## WHAT IS REQUIRED
Write the listing out again, exactly as it reads below.

## MATERIAL FOR THIS EXERCISE
○ ○ ○ ○ ○ ○ ○

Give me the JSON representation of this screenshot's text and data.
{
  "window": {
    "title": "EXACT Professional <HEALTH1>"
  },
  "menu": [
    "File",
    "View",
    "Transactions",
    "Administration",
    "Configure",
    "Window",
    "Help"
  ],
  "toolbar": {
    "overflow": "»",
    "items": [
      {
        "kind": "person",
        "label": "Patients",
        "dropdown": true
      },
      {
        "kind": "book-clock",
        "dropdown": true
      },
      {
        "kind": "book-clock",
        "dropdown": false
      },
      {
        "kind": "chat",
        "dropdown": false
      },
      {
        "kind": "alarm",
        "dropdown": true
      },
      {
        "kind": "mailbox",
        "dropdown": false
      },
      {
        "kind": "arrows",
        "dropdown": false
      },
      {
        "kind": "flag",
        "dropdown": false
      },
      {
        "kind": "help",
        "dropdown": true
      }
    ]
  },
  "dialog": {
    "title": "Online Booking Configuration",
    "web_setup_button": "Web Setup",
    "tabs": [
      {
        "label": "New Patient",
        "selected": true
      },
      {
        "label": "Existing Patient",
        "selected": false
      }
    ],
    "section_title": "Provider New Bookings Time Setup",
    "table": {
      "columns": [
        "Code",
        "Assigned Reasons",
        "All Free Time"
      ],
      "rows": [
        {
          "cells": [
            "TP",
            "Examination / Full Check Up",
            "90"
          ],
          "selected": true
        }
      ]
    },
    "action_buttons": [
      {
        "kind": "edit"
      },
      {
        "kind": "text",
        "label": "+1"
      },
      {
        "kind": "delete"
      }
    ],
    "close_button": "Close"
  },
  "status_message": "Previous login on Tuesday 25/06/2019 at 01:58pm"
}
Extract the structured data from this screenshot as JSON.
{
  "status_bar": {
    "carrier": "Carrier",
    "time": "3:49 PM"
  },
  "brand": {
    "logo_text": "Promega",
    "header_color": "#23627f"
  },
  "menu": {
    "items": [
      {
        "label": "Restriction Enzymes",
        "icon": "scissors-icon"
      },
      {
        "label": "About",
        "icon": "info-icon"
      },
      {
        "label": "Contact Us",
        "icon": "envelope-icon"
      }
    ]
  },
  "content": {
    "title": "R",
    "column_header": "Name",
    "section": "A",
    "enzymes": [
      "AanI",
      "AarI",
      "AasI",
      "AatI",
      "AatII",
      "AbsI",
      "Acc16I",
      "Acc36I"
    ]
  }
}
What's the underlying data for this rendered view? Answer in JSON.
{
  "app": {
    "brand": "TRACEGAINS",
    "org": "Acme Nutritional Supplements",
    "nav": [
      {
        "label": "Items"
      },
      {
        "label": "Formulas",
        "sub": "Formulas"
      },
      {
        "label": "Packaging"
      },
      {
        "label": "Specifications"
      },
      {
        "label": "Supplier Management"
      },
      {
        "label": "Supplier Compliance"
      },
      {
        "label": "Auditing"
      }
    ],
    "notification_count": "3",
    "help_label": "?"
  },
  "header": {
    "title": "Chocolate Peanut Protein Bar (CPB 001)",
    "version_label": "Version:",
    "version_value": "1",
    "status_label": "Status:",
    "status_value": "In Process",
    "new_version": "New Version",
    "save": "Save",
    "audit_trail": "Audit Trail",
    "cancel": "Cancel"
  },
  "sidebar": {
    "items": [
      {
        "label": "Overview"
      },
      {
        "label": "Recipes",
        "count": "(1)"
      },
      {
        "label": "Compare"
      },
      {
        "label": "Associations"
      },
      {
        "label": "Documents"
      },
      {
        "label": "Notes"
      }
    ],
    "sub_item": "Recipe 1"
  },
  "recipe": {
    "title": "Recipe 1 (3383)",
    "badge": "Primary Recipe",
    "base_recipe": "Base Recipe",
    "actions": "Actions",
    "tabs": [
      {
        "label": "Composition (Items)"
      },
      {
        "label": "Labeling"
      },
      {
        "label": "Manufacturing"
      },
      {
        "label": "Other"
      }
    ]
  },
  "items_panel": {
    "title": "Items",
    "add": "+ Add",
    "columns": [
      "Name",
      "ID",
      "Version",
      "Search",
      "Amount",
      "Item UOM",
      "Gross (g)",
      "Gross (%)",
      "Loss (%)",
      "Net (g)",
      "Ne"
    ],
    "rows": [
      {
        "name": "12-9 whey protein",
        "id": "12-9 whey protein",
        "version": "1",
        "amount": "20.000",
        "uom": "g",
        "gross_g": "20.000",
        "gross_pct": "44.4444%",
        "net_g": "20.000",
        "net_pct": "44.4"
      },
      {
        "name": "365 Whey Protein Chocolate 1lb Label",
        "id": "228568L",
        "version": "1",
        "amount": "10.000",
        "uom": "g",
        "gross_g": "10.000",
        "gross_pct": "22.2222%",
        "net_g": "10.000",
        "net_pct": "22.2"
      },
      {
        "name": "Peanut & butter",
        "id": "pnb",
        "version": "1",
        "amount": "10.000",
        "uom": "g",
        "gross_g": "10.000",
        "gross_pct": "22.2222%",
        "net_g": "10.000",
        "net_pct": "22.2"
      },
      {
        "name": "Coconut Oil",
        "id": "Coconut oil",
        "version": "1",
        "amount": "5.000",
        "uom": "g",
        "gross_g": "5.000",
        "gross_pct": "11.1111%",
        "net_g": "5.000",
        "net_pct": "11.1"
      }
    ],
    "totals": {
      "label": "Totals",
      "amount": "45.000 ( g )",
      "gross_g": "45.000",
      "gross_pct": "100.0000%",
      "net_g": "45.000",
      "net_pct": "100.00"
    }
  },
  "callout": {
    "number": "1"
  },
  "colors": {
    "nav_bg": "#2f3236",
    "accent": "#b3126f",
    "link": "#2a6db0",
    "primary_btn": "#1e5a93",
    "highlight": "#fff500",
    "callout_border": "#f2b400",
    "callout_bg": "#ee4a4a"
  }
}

○ ○ ○ ○ ○ ○ ○

## ANSWER TO THE PROBLEM
Give me the JSON representation of this screenshot's text and data.
{
  "window": {
    "title": "EXACT Professional <HEALTH1>"
  },
  "menu": [
    "File",
    "View",
    "Transactions",
    "Administration",
    "Configure",
    "Window",
    "Help"
  ],
  "toolbar": {
    "overflow": "»",
    "items": [
      {
        "kind": "person",
        "label": "Patients",
        "dropdown": true
      },
      {
        "kind": "book-clock",
        "dropdown": true
      },
      {
        "kind": "book-clock",
        "dropdown": false
      },
      {
        "kind": "chat",
        "dropdown": false
      },
      {
        "kind": "alarm",
        "dropdown": true
      },
      {
        "kind": "mailbox",
        "dropdown": false
      },
      {
        "kind": "arrows",
        "dropdown": false
      },
      {
        "kind": "flag",
        "dropdown": false
      },
      {
        "kind": "help",
        "dropdown": true
      }
    ]
  },
  "dialog": {
    "title": "Online Booking Configuration",
    "web_setup_button": "Web Setup",
    "tabs": [
      {
        "label": "New Patient",
        "selected": true
      },
      {
        "label": "Existing Patient",
        "selected": false
      }
    ],
    "section_title": "Provider New Bookings Time Setup",
    "table": {
      "columns": [
        "Code",
        "Assigned Reasons",
        "All Free Time"
      ],
      "rows": [
        {
          "cells": [
            "TP",
            "Examination / Full Check Up",
            "90"
          ],
          "selected": true
        }
      ]
    },
    "action_buttons": [
      {
        "kind": "edit"
      },
      {
        "kind": "text",
        "label": "+1"
      },
      {
        "kind": "delete"
      }
    ],
    "close_button": "Close"
  },
  "status_message": "Previous login on Tuesday 25/06/2019 at 01:58pm"
}
Extract the structured data from this screenshot as JSON.
{
  "status_bar": {
    "carrier": "Carrier",
    "time": "3:49 PM"
  },
  "brand": {
    "logo_text": "Promega",
    "header_color": "#23627f"
  },
  "menu": {
    "items": [
      {
        "label": "Restriction Enzymes",
        "icon": "scissors-icon"
      },
      {
        "label": "About",
        "icon": "info-icon"
      },
      {
        "label": "Contact Us",
        "icon": "envelope-icon"
      }
    ]
  },
  "content": {
    "title": "R",
    "column_header": "Name",
    "section": "A",
    "enzymes": [
      "AanI",
      "AarI",
      "AasI",
      "AatI",
      "AatII",
      "AbsI",
      "Acc16I",
      "Acc36I"
    ]
  }
}
What's the underlying data for this rendered view? Answer in JSON.
{
  "app": {
    "brand": "TRACEGAINS",
    "org": "Acme Nutritional Supplements",
    "nav": [
      {
        "label": "Items"
      },
      {
        "label": "Formulas",
        "sub": "Formulas"
      },
      {
        "label": "Packaging"
      },
      {
        "label": "Specifications"
      },
      {
        "label": "Supplier Management"
      },
      {
        "label": "Supplier Compliance"
      },
      {
        "label": "Auditing"
      }
    ],
    "notification_count": "3",
    "help_label": "?"
  },
  "header": {
    "title": "Chocolate Peanut Protein Bar (CPB 001)",
    "version_label": "Version:",
    "version_value": "1",
    "status_label": "Status:",
    "status_value": "In Process",
    "new_version": "New Version",
    "save": "Save",
    "audit_trail": "Audit Trail",
    "cancel": "Cancel"
  },
  "sidebar": {
    "items": [
      {
        "label": "Overview"
      },
      {
        "label": "Recipes",
        "count": "(1)"
      },
      {
        "label": "Compare"
      },
      {
        "label": "Associations"
      },
      {
        "label": "Documents"
      },
      {
        "label": "Notes"
      }
    ],
    "sub_item": "Recipe 1"
  },
  "recipe": {
    "title": "Recipe 1 (3383)",
    "badge": "Primary Recipe",
    "base_recipe": "Base Recipe",
    "actions": "Actions",
    "tabs": [
      {
        "label": "Composition (Items)"
      },
      {
        "label": "Labeling"
      },
      {
        "label": "Manufacturing"
      },
      {
        "label": "Other"
      }
    ]
  },
  "items_panel": {
    "title": "Items",
    "add": "+ Add",
    "columns": [
      "Name",
      "ID",
      "Version",
      "Search",
      "Amount",
      "Item UOM",
      "Gross (g)",
      "Gross (%)",
      "Loss (%)",
      "Net (g)",
      "Ne"
    ],
    "rows": [
      {
        "name": "12-9 whey protein",
        "id": "12-9 whey protein",
        "version": "1",
        "amount": "20.000",
        "uom": "g",
        "gross_g": "20.000",
        "gross_pct": "44.4444%",
        "net_g": "20.000",
        "net_pct": "44.4"
      },
      {
        "name": "365 Whey Protein Chocolate 1lb Label",
        "id": "228568L",
        "version": "1",
        "amount": "10.000",
        "uom": "g",
        "gross_g": "10.000",
        "gross_pct": "22.2222%",
        "net_g": "10.000",
        "net_pct": "22.2"
      },
      {
        "name": "Peanut & butter",
        "id": "pnb",
        "version": "1",
        "amount": "10.000",
        "uom": "g",
        "gross_g": "10.000",
        "gross_pct": "22.2222%",
        "net_g": "10.000",
        "net_pct": "22.2"
      },
      {
        "name": "Coconut Oil",
        "id": "Coconut oil",
        "version": "1",
        "amount": "5.000",
        "uom": "g",
        "gross_g": "5.000",
        "gross_pct": "11.1111%",
        "net_g": "5.000",
        "net_pct": "11.1"
      }
    ],
    "totals": {
      "label": "Totals",
      "amount": "45.000 ( g )",
      "gross_g": "45.000",
      "gross_pct": "100.0000%",
      "net_g": "45.000",
      "net_pct": "100.00"
    }
  },
  "callout": {
    "number": "1"
  },
  "colors": {
    "nav_bg": "#2f3236",
    "accent": "#b3126f",
    "link": "#2a6db0",
    "primary_btn": "#1e5a93",
    "highlight": "#fff500",
    "callout_border": "#f2b400",
    "callout_bg": "#ee4a4a"
  }
}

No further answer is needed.